# START OF Input rows

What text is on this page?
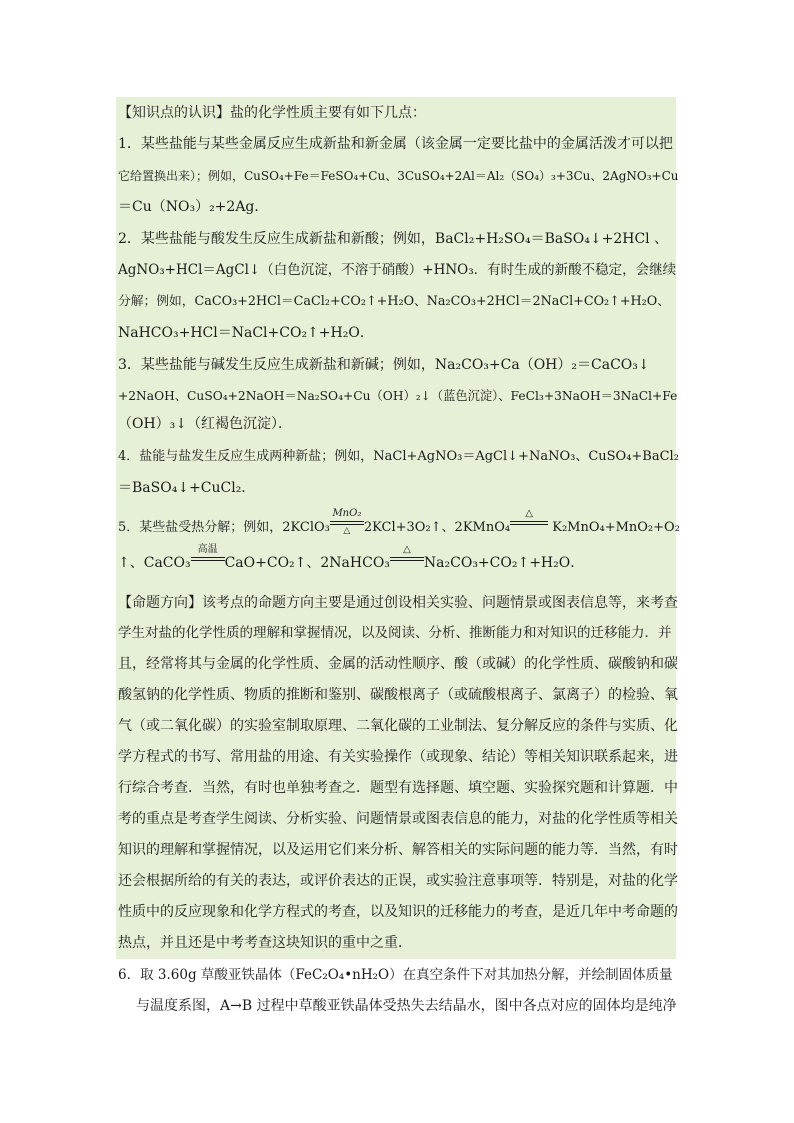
【知识点的认识】盐的化学性质主要有如下几点：
1．某些盐能与某些金属反应生成新盐和新金属（该金属一定要比盐中的金属活泼才可以把
它给置换出来）；例如，CuSO₄+Fe＝FeSO₄+Cu、3CuSO₄+2Al＝Al₂（SO₄）₃+3Cu、2AgNO₃+Cu
＝Cu（NO₃）₂+2Ag．
2．某些盐能与酸发生反应生成新盐和新酸；例如，BaCl₂+H₂SO₄＝BaSO₄↓+2HCl 、
AgNO₃+HCl＝AgCl↓（白色沉淀，不溶于硝酸）+HNO₃．有时生成的新酸不稳定，会继续
分解；例如，CaCO₃+2HCl＝CaCl₂+CO₂↑+H₂O、Na₂CO₃+2HCl＝2NaCl+CO₂↑+H₂O、
NaHCO₃+HCl＝NaCl+CO₂↑+H₂O．
3．某些盐能与碱发生反应生成新盐和新碱；例如，Na₂CO₃+Ca（OH）₂＝CaCO₃↓
+2NaOH、CuSO₄+2NaOH＝Na₂SO₄+Cu（OH）₂↓（蓝色沉淀）、FeCl₃+3NaOH＝3NaCl+Fe
（OH）₃↓（红褐色沉淀）．
4．盐能与盐发生反应生成两种新盐；例如，NaCl+AgNO₃＝AgCl↓+NaNO₃、CuSO₄+BaCl₂
＝BaSO₄↓+CuCl₂．
5．某些盐受热分解；例如，2KClO₃
MnO₂
△	2KCl+3O₂↑、2KMnO₄
△
K₂MnO₄+MnO₂+O₂
↑、CaCO₃
高温
CaO+CO₂↑、2NaHCO₃
△
Na₂CO₃+CO₂↑+H₂O．
【命题方向】该考点的命题方向主要是通过创设相关实验、问题情景或图表信息等，来考查
学生对盐的化学性质的理解和掌握情况，以及阅读、分析、推断能力和对知识的迁移能力．并
且，经常将其与金属的化学性质、金属的活动性顺序、酸（或碱）的化学性质、碳酸钠和碳
酸氢钠的化学性质、物质的推断和鉴别、碳酸根离子（或硫酸根离子、氯离子）的检验、氧
气（或二氧化碳）的实验室制取原理、二氧化碳的工业制法、复分解反应的条件与实质、化
学方程式的书写、常用盐的用途、有关实验操作（或现象、结论）等相关知识联系起来，进
行综合考查．当然，有时也单独考查之．题型有选择题、填空题、实验探究题和计算题．中
考的重点是考查学生阅读、分析实验、问题情景或图表信息的能力，对盐的化学性质等相关
知识的理解和掌握情况，以及运用它们来分析、解答相关的实际问题的能力等．当然，有时
还会根据所给的有关的表达，或评价表达的正误，或实验注意事项等．特别是，对盐的化学
性质中的反应现象和化学方程式的考查，以及知识的迁移能力的考查，是近几年中考命题的
热点，并且还是中考考查这块知识的重中之重．
6．取 3.60g 草酸亚铁晶体（FeC₂O₄•nH₂O）在真空条件下对其加热分解，并绘制固体质量
与温度系图，A→B 过程中草酸亚铁晶体受热失去结晶水，图中各点对应的固体均是纯净
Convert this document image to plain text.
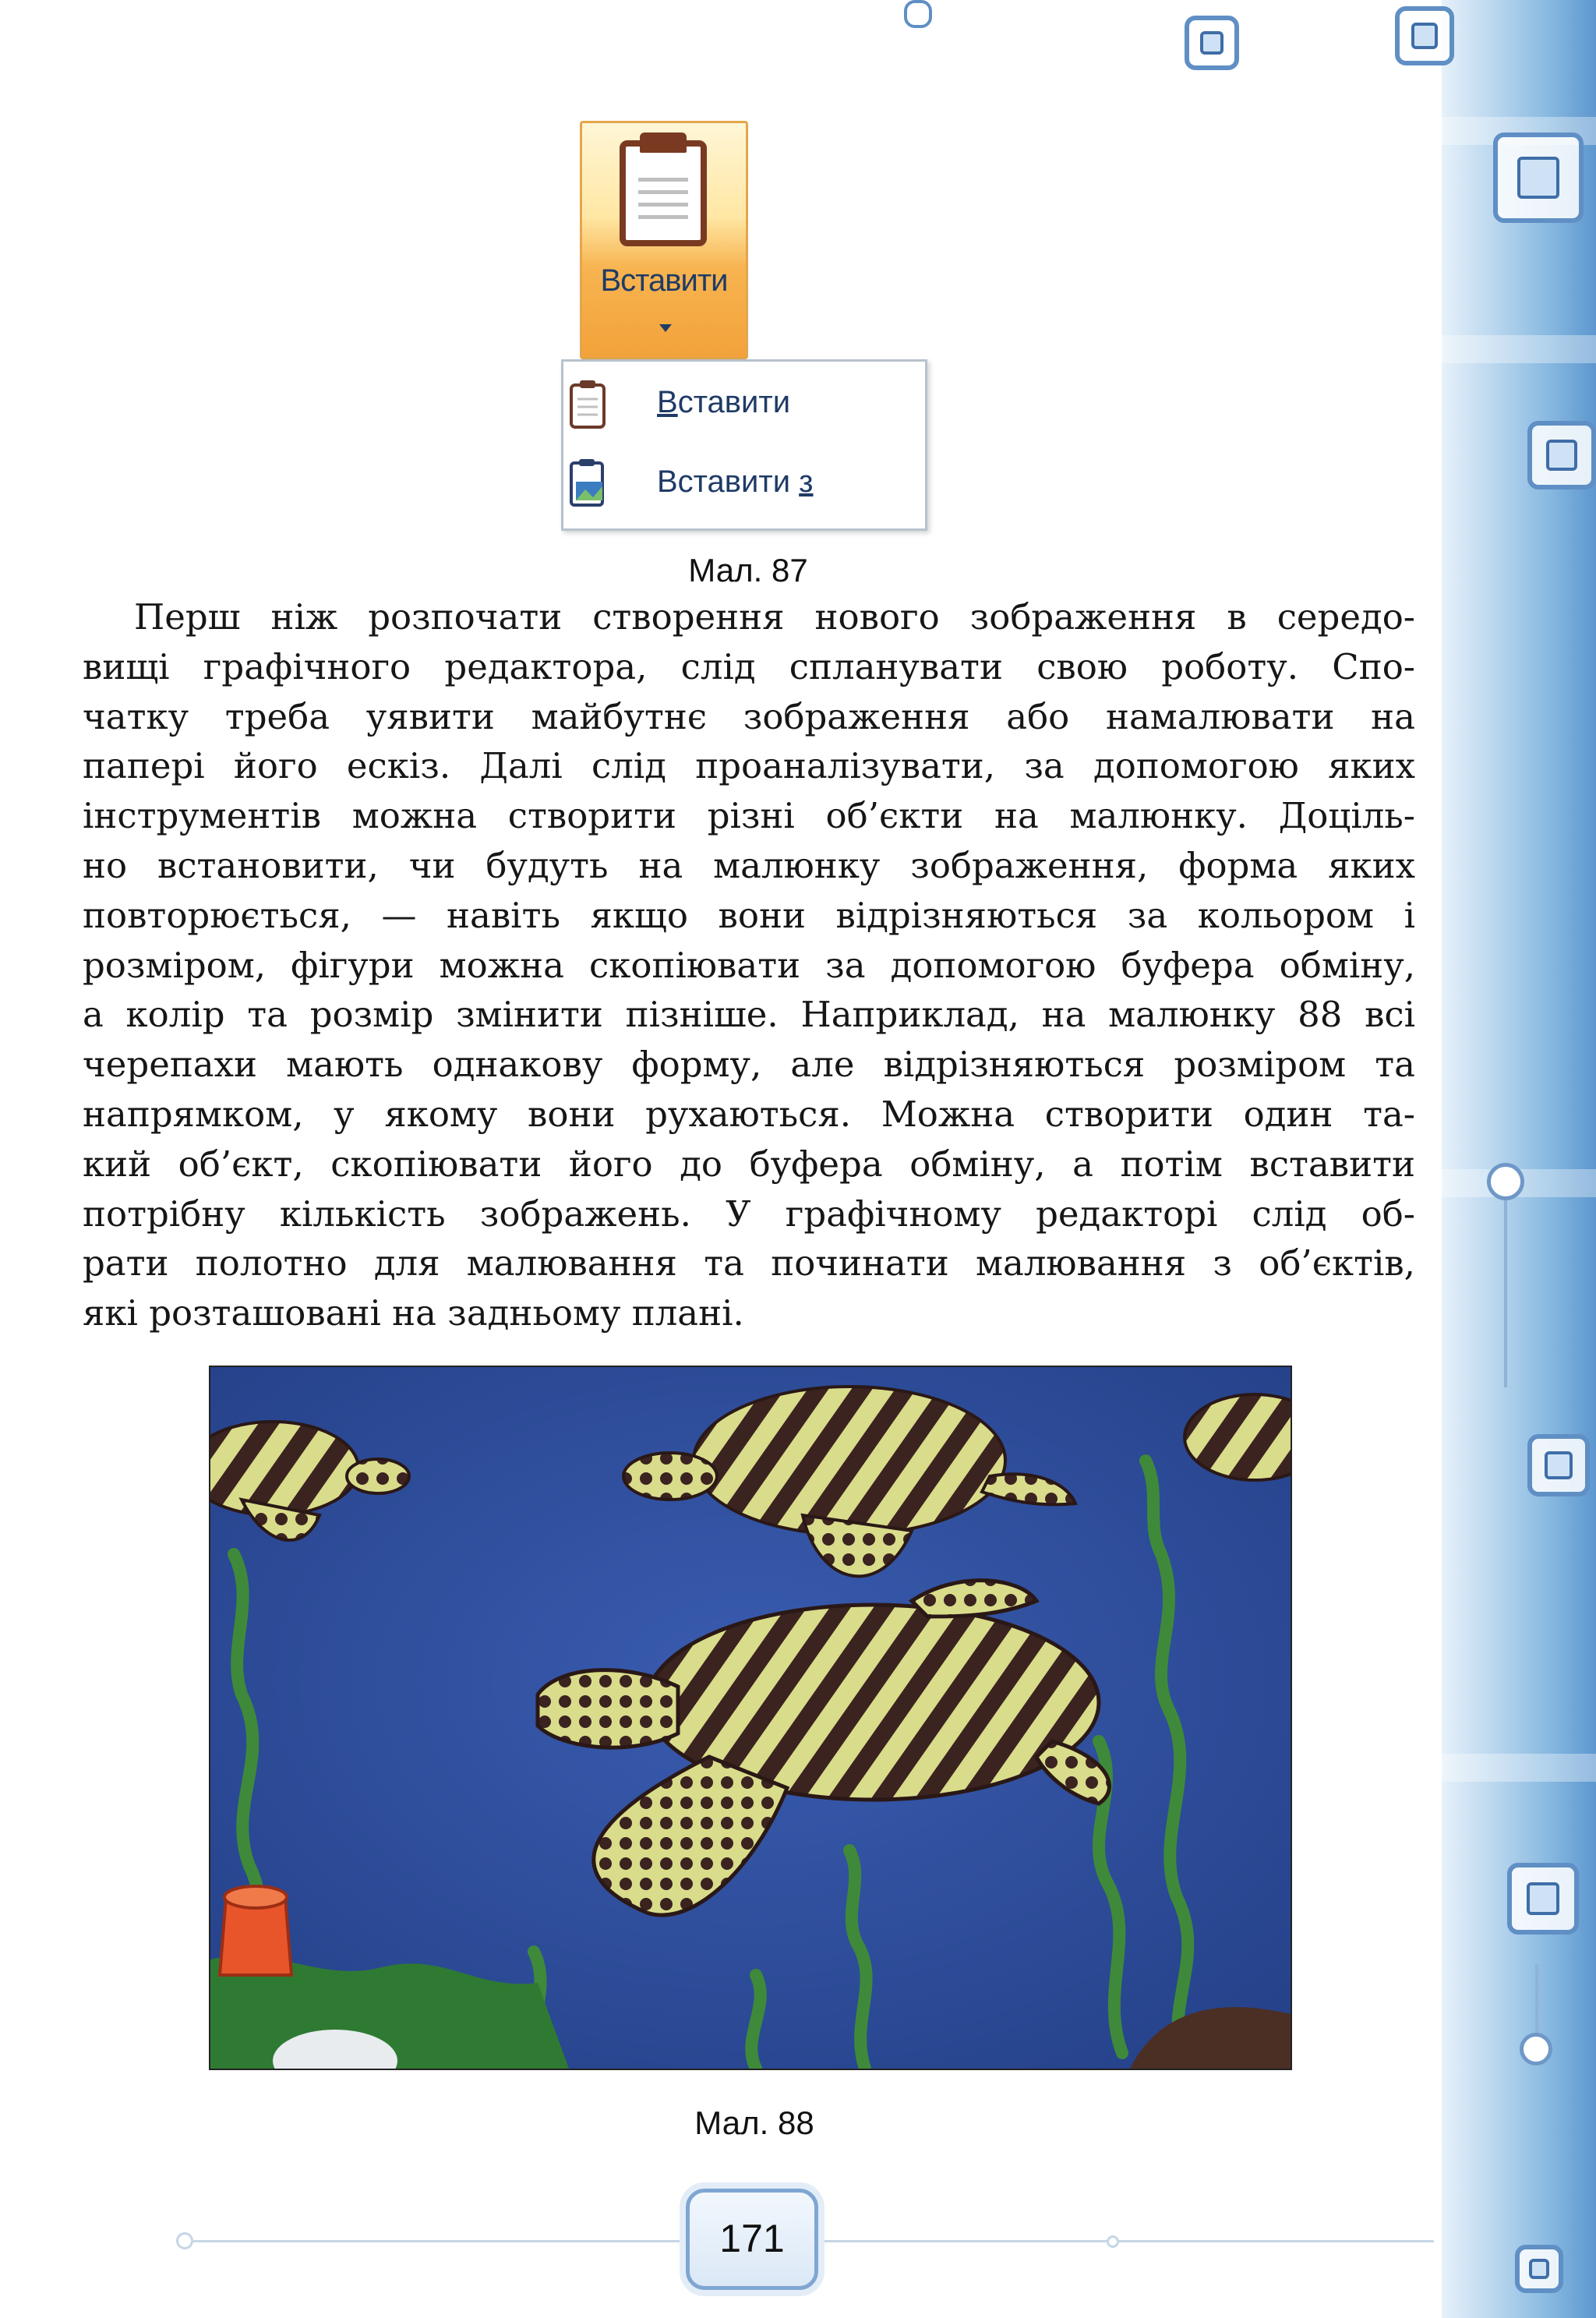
Вставити
Вставити
Вставити з
Мал. 87
Перш ніж розпочати створення нового зображення в середо-
вищі графічного редактора, слід спланувати свою роботу. Спо-
чатку треба уявити майбутнє зображення або намалювати на
папері його ескіз. Далі слід проаналізувати, за допомогою яких
інструментів можна створити різні об’єкти на малюнку. Доціль-
но встановити, чи будуть на малюнку зображення, форма яких
повторюється, — навіть якщо вони відрізняються за кольором і
розміром, фігури можна скопіювати за допомогою буфера обміну,
а колір та розмір змінити пізніше. Наприклад, на малюнку 88 всі
черепахи мають однакову форму, але відрізняються розміром та
напрямком, у якому вони рухаються. Можна створити один та-
кий об’єкт, скопіювати його до буфера обміну, а потім вставити
потрібну кількість зображень. У графічному редакторі слід об-
рати полотно для малювання та починати малювання з об’єктів,
які розташовані на задньому плані.
Мал. 88
171
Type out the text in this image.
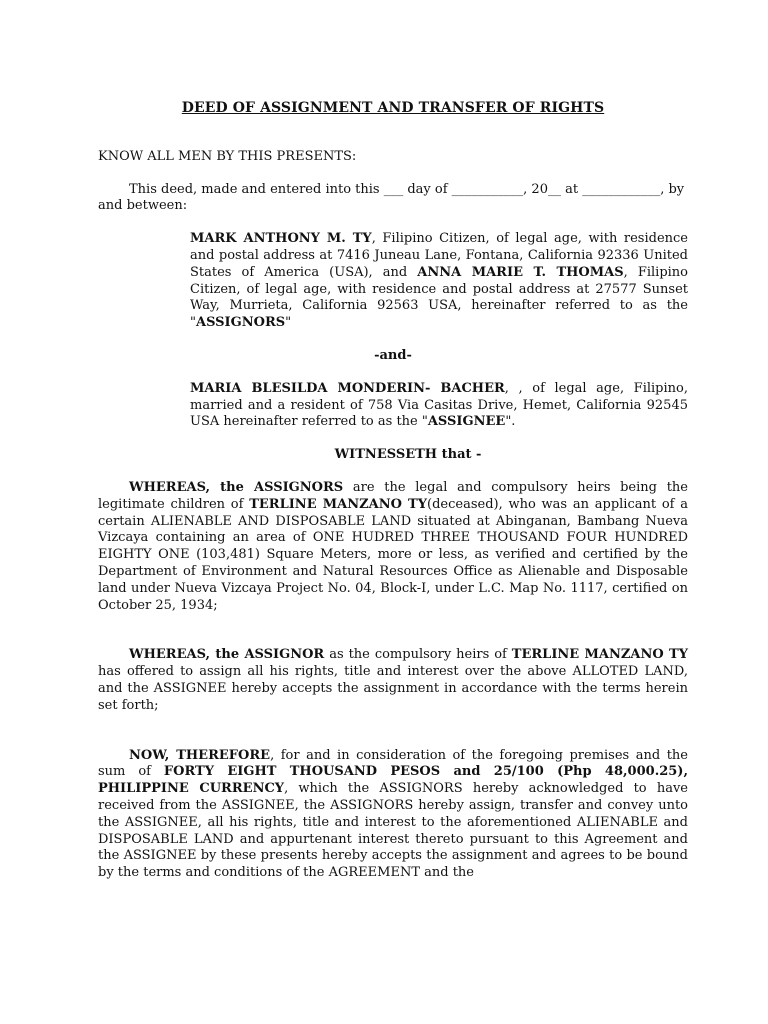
DEED OF ASSIGNMENT AND TRANSFER OF RIGHTS
KNOW ALL MEN BY THIS PRESENTS:
This deed, made and entered into this ___ day of ___________, 20__ at ____________, by and between:
MARK ANTHONY M. TY, Filipino Citizen, of legal age, with residence and postal address at 7416 Juneau Lane, Fontana, California 92336 United States of America (USA), and ANNA MARIE T. THOMAS, Filipino Citizen, of legal age, with residence and postal address at 27577 Sunset Way, Murrieta, California 92563 USA, hereinafter referred to as the "ASSIGNORS"
-and-
MARIA BLESILDA MONDERIN- BACHER, , of legal age, Filipino, married and a resident of 758 Via Casitas Drive, Hemet, California 92545 USA hereinafter referred to as the "ASSIGNEE".
WITNESSETH that -
WHEREAS, the ASSIGNORS are the legal and compulsory heirs being the legitimate children of TERLINE MANZANO TY(deceased), who was an applicant of a certain ALIENABLE AND DISPOSABLE LAND situated at Abinganan, Bambang Nueva Vizcaya containing an area of ONE HUDRED THREE THOUSAND FOUR HUNDRED EIGHTY ONE (103,481) Square Meters, more or less, as verified and certified by the Department of Environment and Natural Resources Office as Alienable and Disposable land under Nueva Vizcaya Project No. 04, Block-I, under L.C. Map No. 1117, certified on October 25, 1934;
WHEREAS, the ASSIGNOR as the compulsory heirs of TERLINE MANZANO TY has offered to assign all his rights, title and interest over the above ALLOTED LAND, and the ASSIGNEE hereby accepts the assignment in accordance with the terms herein set forth;
NOW, THEREFORE, for and in consideration of the foregoing premises and the sum of FORTY EIGHT THOUSAND PESOS and 25/100 (Php 48,000.25), PHILIPPINE CURRENCY, which the ASSIGNORS hereby acknowledged to have received from the ASSIGNEE, the ASSIGNORS hereby assign, transfer and convey unto the ASSIGNEE, all his rights, title and interest to the aforementioned ALIENABLE and DISPOSABLE LAND and appurtenant interest thereto pursuant to this Agreement and the ASSIGNEE by these presents hereby accepts the assignment and agrees to be bound by the terms and conditions of the AGREEMENT and the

# END OF Input rows

Reproduce the material word for word, minus the images.

What text is on this page?
【知识点的认识】盐的化学性质主要有如下几点：
1．某些盐能与某些金属反应生成新盐和新金属（该金属一定要比盐中的金属活泼才可以把
它给置换出来）；例如，CuSO₄+Fe＝FeSO₄+Cu、3CuSO₄+2Al＝Al₂（SO₄）₃+3Cu、2AgNO₃+Cu
＝Cu（NO₃）₂+2Ag．
2．某些盐能与酸发生反应生成新盐和新酸；例如，BaCl₂+H₂SO₄＝BaSO₄↓+2HCl 、
AgNO₃+HCl＝AgCl↓（白色沉淀，不溶于硝酸）+HNO₃．有时生成的新酸不稳定，会继续
分解；例如，CaCO₃+2HCl＝CaCl₂+CO₂↑+H₂O、Na₂CO₃+2HCl＝2NaCl+CO₂↑+H₂O、
NaHCO₃+HCl＝NaCl+CO₂↑+H₂O．
3．某些盐能与碱发生反应生成新盐和新碱；例如，Na₂CO₃+Ca（OH）₂＝CaCO₃↓
+2NaOH、CuSO₄+2NaOH＝Na₂SO₄+Cu（OH）₂↓（蓝色沉淀）、FeCl₃+3NaOH＝3NaCl+Fe
（OH）₃↓（红褐色沉淀）．
4．盐能与盐发生反应生成两种新盐；例如，NaCl+AgNO₃＝AgCl↓+NaNO₃、CuSO₄+BaCl₂
＝BaSO₄↓+CuCl₂．
5．某些盐受热分解；例如，2KClO₃
MnO₂
△	2KCl+3O₂↑、2KMnO₄
△
K₂MnO₄+MnO₂+O₂
↑、CaCO₃
高温
CaO+CO₂↑、2NaHCO₃
△
Na₂CO₃+CO₂↑+H₂O．
【命题方向】该考点的命题方向主要是通过创设相关实验、问题情景或图表信息等，来考查
学生对盐的化学性质的理解和掌握情况，以及阅读、分析、推断能力和对知识的迁移能力．并
且，经常将其与金属的化学性质、金属的活动性顺序、酸（或碱）的化学性质、碳酸钠和碳
酸氢钠的化学性质、物质的推断和鉴别、碳酸根离子（或硫酸根离子、氯离子）的检验、氧
气（或二氧化碳）的实验室制取原理、二氧化碳的工业制法、复分解反应的条件与实质、化
学方程式的书写、常用盐的用途、有关实验操作（或现象、结论）等相关知识联系起来，进
行综合考查．当然，有时也单独考查之．题型有选择题、填空题、实验探究题和计算题．中
考的重点是考查学生阅读、分析实验、问题情景或图表信息的能力，对盐的化学性质等相关
知识的理解和掌握情况，以及运用它们来分析、解答相关的实际问题的能力等．当然，有时
还会根据所给的有关的表达，或评价表达的正误，或实验注意事项等．特别是，对盐的化学
性质中的反应现象和化学方程式的考查，以及知识的迁移能力的考查，是近几年中考命题的
热点，并且还是中考考查这块知识的重中之重．
6．取 3.60g 草酸亚铁晶体（FeC₂O₄•nH₂O）在真空条件下对其加热分解，并绘制固体质量
与温度系图，A→B 过程中草酸亚铁晶体受热失去结晶水，图中各点对应的固体均是纯净
Convert this document image to plain text.
Вставити
Вставити
Вставити з
Мал. 87
Перш ніж розпочати створення нового зображення в середо-
вищі графічного редактора, слід спланувати свою роботу. Спо-
чатку треба уявити майбутнє зображення або намалювати на
папері його ескіз. Далі слід проаналізувати, за допомогою яких
інструментів можна створити різні об’єкти на малюнку. Доціль-
но встановити, чи будуть на малюнку зображення, форма яких
повторюється, — навіть якщо вони відрізняються за кольором і
розміром, фігури можна скопіювати за допомогою буфера обміну,
а колір та розмір змінити пізніше. Наприклад, на малюнку 88 всі
черепахи мають однакову форму, але відрізняються розміром та
напрямком, у якому вони рухаються. Можна створити один та-
кий об’єкт, скопіювати його до буфера обміну, а потім вставити
потрібну кількість зображень. У графічному редакторі слід об-
рати полотно для малювання та починати малювання з об’єктів,
які розташовані на задньому плані.
Мал. 88
171
Type out the text in this image.
DEED OF ASSIGNMENT AND TRANSFER OF RIGHTS
KNOW ALL MEN BY THIS PRESENTS:
This deed, made and entered into this ___ day of ___________, 20__ at ____________, by and between:
MARK ANTHONY M. TY, Filipino Citizen, of legal age, with residence and postal address at 7416 Juneau Lane, Fontana, California 92336 United States of America (USA), and ANNA MARIE T. THOMAS, Filipino Citizen, of legal age, with residence and postal address at 27577 Sunset Way, Murrieta, California 92563 USA, hereinafter referred to as the "ASSIGNORS"
-and-
MARIA BLESILDA MONDERIN- BACHER, , of legal age, Filipino, married and a resident of 758 Via Casitas Drive, Hemet, California 92545 USA hereinafter referred to as the "ASSIGNEE".
WITNESSETH that -
WHEREAS, the ASSIGNORS are the legal and compulsory heirs being the legitimate children of TERLINE MANZANO TY(deceased), who was an applicant of a certain ALIENABLE AND DISPOSABLE LAND situated at Abinganan, Bambang Nueva Vizcaya containing an area of ONE HUDRED THREE THOUSAND FOUR HUNDRED EIGHTY ONE (103,481) Square Meters, more or less, as verified and certified by the Department of Environment and Natural Resources Office as Alienable and Disposable land under Nueva Vizcaya Project No. 04, Block-I, under L.C. Map No. 1117, certified on October 25, 1934;
WHEREAS, the ASSIGNOR as the compulsory heirs of TERLINE MANZANO TY has offered to assign all his rights, title and interest over the above ALLOTED LAND, and the ASSIGNEE hereby accepts the assignment in accordance with the terms herein set forth;
NOW, THEREFORE, for and in consideration of the foregoing premises and the sum of FORTY EIGHT THOUSAND PESOS and 25/100 (Php 48,000.25), PHILIPPINE CURRENCY, which the ASSIGNORS hereby acknowledged to have received from the ASSIGNEE, the ASSIGNORS hereby assign, transfer and convey unto the ASSIGNEE, all his rights, title and interest to the aforementioned ALIENABLE and DISPOSABLE LAND and appurtenant interest thereto pursuant to this Agreement and the ASSIGNEE by these presents hereby accepts the assignment and agrees to be bound by the terms and conditions of the AGREEMENT and the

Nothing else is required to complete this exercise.